(Exercise task)
Write out the full set of records exactly. Any pictures in them do not belong in the copy.

^^^^

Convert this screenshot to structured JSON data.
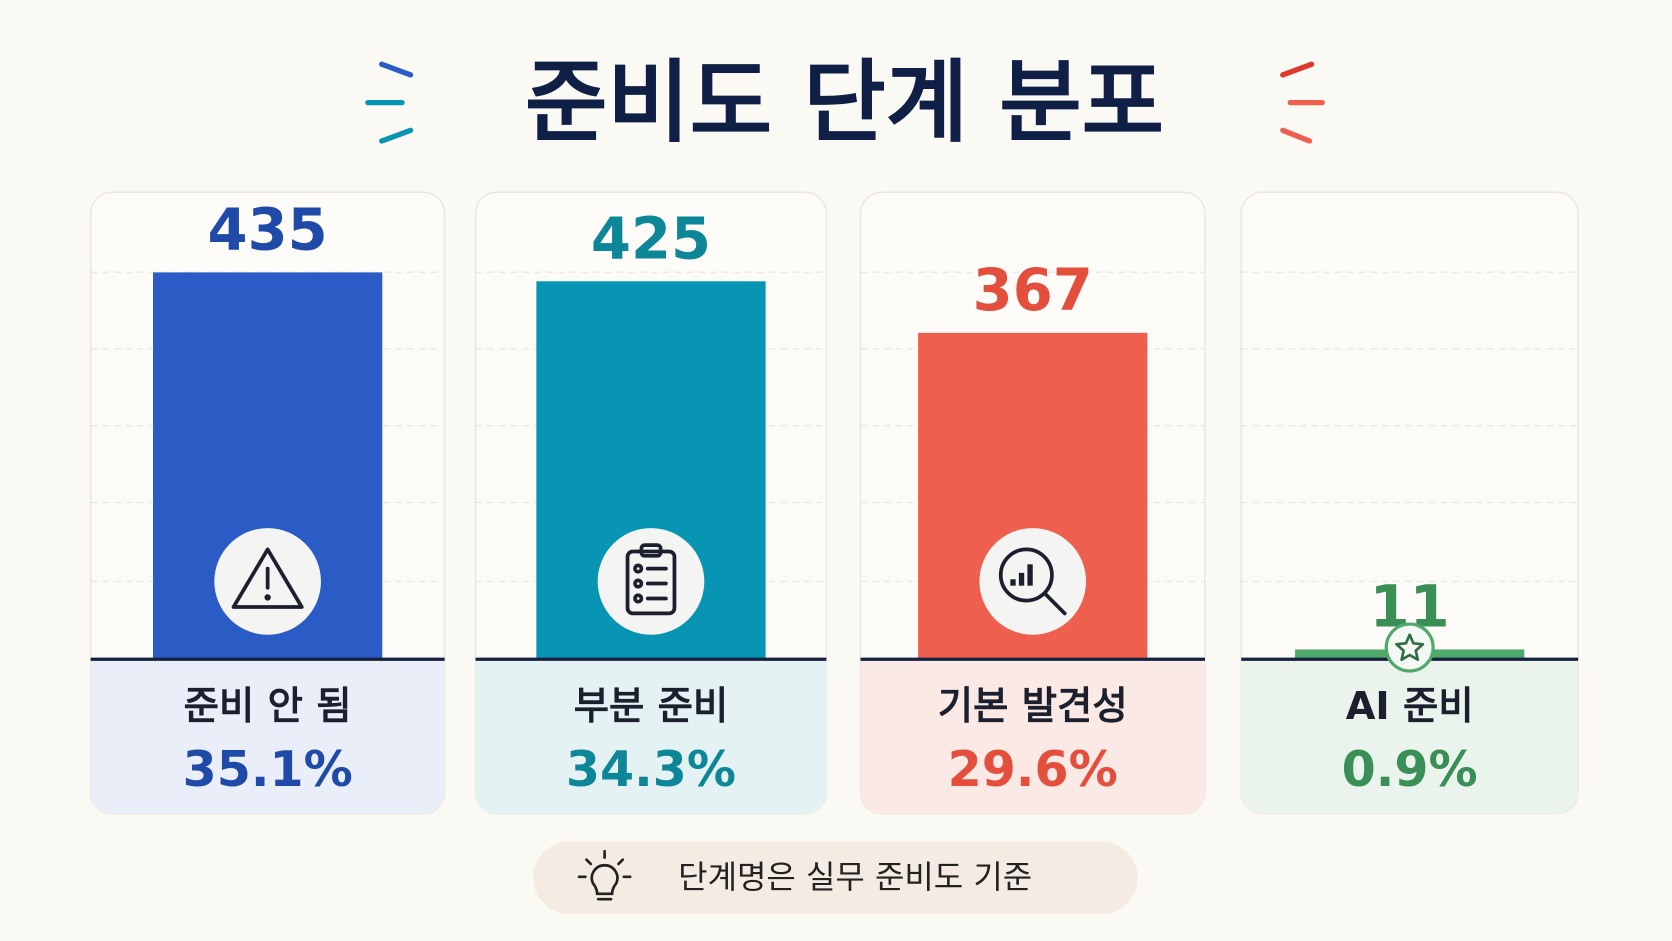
{
  "chart_data": {
    "type": "bar",
    "title": "준비도 단계 분포",
    "categories": [
      "준비 안 됨",
      "부분 준비",
      "기본 발견성",
      "AI 준비"
    ],
    "values": [
      435,
      425,
      367,
      11
    ],
    "colors": [
      "#2b5bc4",
      "#0894b3",
      "#ef5f4e",
      "#4fa96b"
    ],
    "percentages": [
      35.1,
      34.3,
      29.6,
      0.9
    ],
    "percentage_labels": [
      "35.1%",
      "34.3%",
      "29.6%",
      "0.9%"
    ],
    "ylim": [
      0,
      500
    ],
    "note": "단계명은 실무 준비도 기준"
  }
}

^^^^

(Correct result)
Convert this screenshot to structured JSON data.
{
  "chart_data": {
    "type": "bar",
    "title": "준비도 단계 분포",
    "categories": [
      "준비 안 됨",
      "부분 준비",
      "기본 발견성",
      "AI 준비"
    ],
    "values": [
      435,
      425,
      367,
      11
    ],
    "colors": [
      "#2b5bc4",
      "#0894b3",
      "#ef5f4e",
      "#4fa96b"
    ],
    "percentages": [
      35.1,
      34.3,
      29.6,
      0.9
    ],
    "percentage_labels": [
      "35.1%",
      "34.3%",
      "29.6%",
      "0.9%"
    ],
    "ylim": [
      0,
      500
    ],
    "note": "단계명은 실무 준비도 기준"
  }
}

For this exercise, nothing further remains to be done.